↓
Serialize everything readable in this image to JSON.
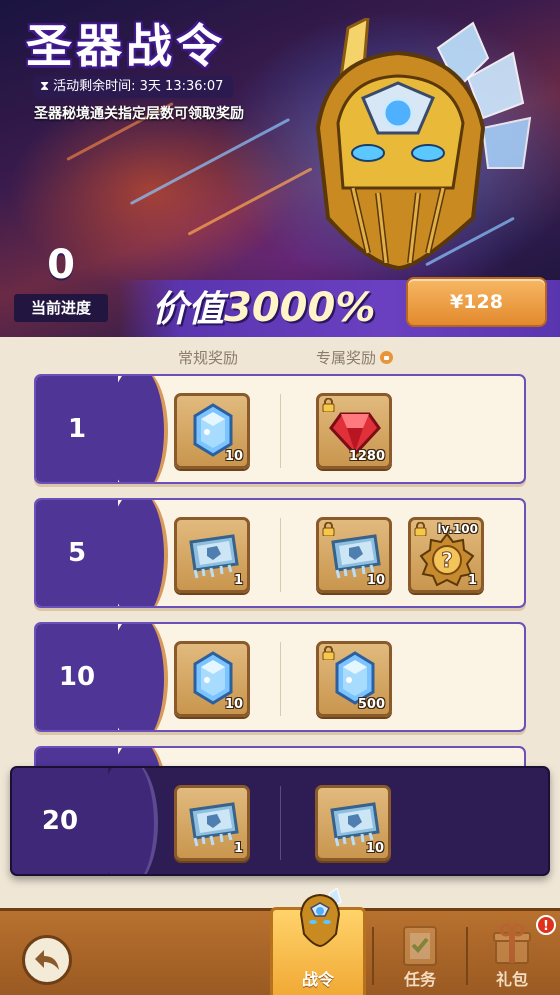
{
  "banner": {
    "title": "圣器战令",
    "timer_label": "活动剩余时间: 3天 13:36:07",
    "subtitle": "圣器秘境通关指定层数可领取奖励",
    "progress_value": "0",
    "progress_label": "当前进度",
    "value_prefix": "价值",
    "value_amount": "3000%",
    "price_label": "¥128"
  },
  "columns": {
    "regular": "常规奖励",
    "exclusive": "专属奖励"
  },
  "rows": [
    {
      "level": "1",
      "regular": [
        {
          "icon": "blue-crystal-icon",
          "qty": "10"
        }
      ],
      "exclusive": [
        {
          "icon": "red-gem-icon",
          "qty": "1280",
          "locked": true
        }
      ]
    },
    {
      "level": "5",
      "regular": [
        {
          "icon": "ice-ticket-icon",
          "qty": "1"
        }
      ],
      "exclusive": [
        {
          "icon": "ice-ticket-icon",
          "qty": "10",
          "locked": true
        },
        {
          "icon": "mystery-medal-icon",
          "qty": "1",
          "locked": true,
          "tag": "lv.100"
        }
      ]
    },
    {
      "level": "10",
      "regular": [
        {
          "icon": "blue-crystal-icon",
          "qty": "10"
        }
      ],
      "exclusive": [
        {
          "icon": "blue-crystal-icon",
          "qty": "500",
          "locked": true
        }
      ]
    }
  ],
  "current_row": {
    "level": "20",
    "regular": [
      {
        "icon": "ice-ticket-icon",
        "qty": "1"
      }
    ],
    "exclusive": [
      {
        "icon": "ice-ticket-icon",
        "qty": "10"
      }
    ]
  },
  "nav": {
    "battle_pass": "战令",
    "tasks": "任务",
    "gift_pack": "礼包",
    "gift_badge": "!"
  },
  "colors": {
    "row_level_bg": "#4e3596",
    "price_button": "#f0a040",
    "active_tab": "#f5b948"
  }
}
↑
↓
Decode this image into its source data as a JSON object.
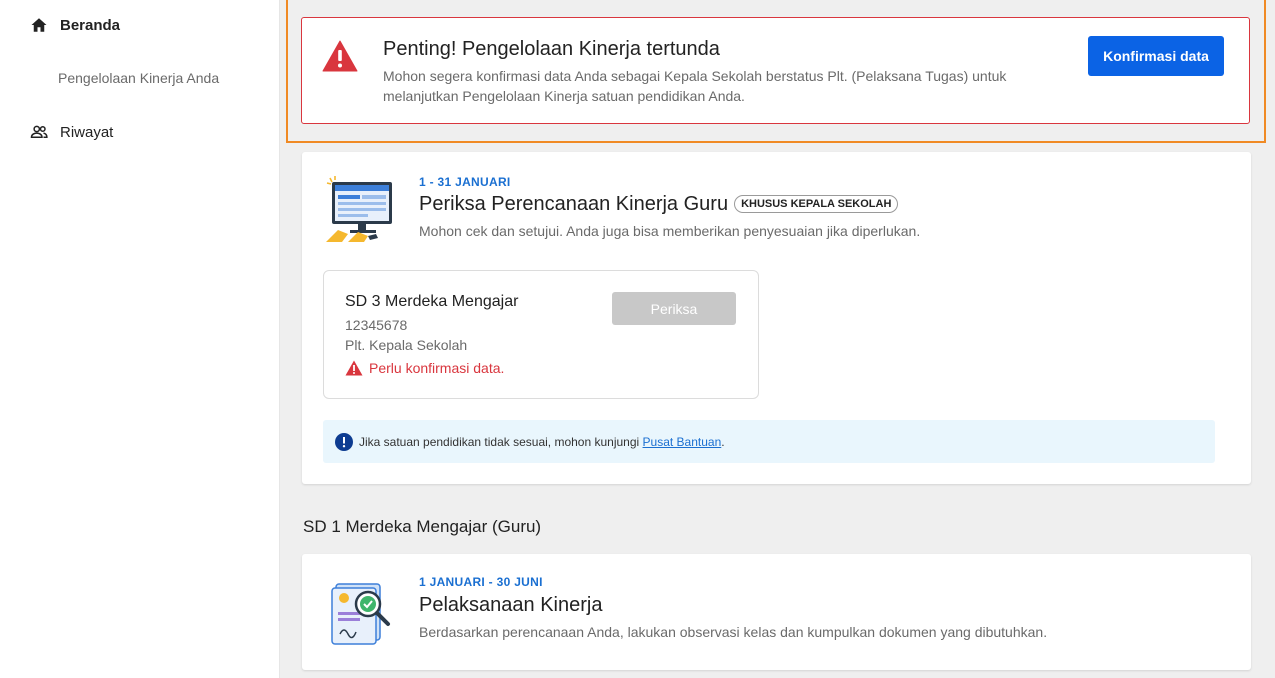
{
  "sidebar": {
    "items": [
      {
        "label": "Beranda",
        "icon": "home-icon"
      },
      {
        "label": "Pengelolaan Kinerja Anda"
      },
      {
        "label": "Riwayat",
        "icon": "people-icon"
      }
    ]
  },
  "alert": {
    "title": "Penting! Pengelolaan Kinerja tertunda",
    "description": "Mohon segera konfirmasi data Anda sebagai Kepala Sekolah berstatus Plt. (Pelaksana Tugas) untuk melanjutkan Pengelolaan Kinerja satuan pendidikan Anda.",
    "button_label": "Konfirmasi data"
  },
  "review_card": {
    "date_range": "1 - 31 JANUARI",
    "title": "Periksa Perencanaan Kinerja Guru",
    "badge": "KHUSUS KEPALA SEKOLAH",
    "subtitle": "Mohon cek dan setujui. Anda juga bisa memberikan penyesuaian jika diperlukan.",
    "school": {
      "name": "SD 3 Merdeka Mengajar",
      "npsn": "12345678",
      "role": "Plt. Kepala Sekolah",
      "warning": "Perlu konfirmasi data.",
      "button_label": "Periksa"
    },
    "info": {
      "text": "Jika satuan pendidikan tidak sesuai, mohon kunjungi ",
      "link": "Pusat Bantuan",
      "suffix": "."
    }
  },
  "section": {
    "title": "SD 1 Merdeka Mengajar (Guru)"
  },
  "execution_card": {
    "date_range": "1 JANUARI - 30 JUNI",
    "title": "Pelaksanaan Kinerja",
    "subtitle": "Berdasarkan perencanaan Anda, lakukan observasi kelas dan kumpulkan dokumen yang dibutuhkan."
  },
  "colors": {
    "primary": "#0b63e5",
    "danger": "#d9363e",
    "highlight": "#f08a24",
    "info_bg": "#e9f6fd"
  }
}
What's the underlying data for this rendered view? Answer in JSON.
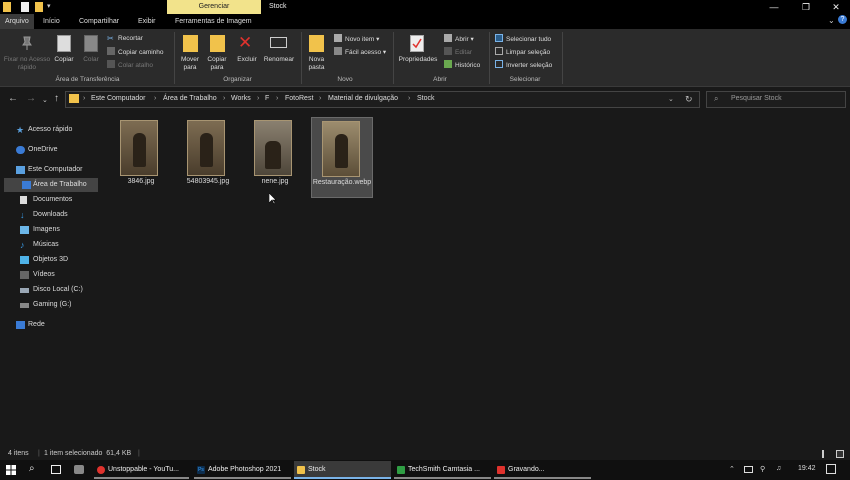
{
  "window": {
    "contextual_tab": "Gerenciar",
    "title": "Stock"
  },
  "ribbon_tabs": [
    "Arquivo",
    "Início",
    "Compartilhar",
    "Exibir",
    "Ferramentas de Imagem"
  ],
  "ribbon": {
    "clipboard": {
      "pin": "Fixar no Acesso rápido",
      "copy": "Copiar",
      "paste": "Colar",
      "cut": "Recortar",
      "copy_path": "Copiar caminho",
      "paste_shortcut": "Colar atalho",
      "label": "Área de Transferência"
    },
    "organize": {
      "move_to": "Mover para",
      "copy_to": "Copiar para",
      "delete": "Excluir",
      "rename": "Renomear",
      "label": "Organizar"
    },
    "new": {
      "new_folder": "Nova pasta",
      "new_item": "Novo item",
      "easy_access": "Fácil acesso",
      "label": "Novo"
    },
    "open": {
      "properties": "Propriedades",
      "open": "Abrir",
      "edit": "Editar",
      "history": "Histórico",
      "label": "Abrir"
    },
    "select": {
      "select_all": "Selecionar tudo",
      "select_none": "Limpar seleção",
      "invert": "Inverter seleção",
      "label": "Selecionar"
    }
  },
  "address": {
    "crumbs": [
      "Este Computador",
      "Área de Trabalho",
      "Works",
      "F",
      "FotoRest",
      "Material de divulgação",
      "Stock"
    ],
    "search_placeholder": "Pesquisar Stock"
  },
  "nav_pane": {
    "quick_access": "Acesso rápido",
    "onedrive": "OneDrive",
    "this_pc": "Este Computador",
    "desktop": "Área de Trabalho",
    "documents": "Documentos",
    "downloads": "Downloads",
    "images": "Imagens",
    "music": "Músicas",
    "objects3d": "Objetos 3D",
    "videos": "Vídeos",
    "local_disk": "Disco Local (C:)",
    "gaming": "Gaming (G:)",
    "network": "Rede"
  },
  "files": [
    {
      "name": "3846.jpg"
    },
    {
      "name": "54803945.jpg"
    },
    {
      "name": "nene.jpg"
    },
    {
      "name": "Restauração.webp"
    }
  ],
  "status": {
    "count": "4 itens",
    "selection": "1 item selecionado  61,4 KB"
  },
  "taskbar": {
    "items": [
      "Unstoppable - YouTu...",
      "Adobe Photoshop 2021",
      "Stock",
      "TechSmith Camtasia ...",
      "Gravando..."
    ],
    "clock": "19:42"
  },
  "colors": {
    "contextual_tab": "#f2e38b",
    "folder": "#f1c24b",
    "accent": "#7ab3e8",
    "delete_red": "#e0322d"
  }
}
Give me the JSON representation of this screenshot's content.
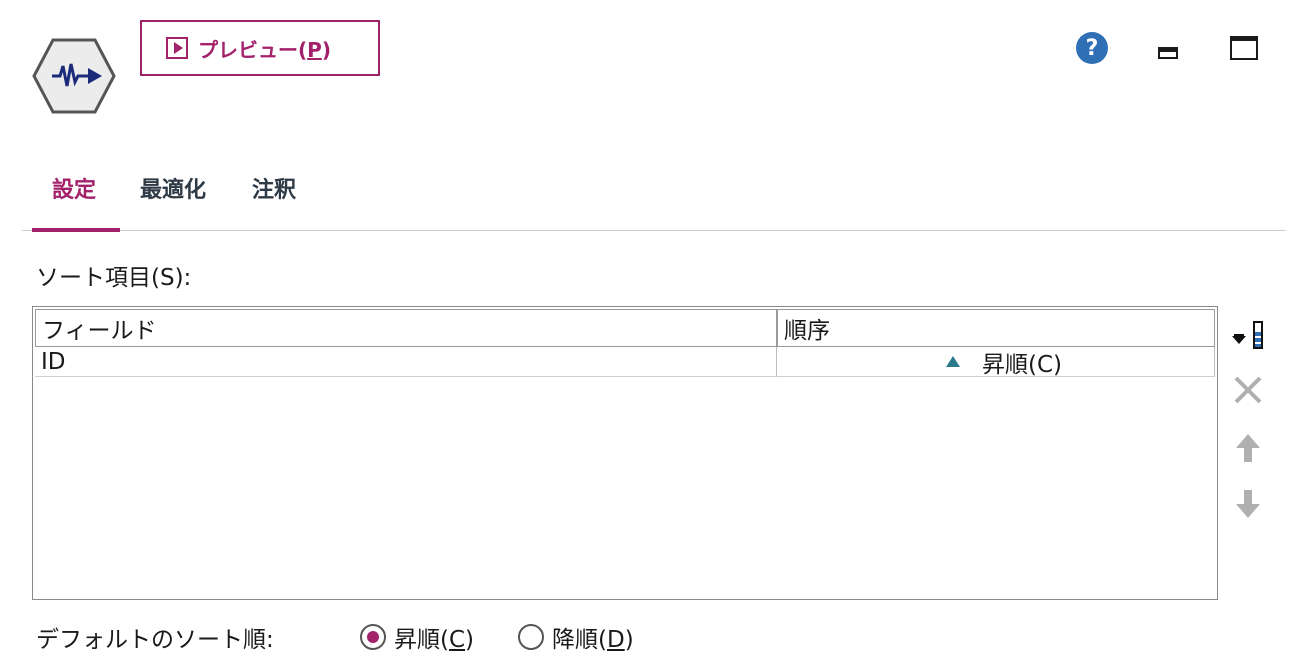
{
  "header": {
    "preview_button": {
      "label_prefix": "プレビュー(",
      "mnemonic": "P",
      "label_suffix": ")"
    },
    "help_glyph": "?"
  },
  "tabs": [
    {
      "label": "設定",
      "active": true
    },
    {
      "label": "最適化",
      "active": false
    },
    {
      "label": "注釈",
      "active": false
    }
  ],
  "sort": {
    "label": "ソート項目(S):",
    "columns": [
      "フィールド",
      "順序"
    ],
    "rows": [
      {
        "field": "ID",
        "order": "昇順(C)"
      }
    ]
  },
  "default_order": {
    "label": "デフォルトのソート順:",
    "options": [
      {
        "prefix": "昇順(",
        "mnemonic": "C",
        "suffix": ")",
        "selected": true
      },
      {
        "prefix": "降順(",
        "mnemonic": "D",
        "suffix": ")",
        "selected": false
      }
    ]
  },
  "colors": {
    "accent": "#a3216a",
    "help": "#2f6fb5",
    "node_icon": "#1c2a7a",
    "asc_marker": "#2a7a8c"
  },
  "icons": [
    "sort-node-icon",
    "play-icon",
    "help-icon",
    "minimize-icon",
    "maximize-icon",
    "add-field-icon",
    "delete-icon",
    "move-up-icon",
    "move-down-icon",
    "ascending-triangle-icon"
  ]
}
↑
Instructions to follow:
Return all lines of the material above in which the word "Periksa" occurs.

Exercise result:
    "title": "Periksa Perencanaan Kinerja Guru",
      "button_label": "Periksa"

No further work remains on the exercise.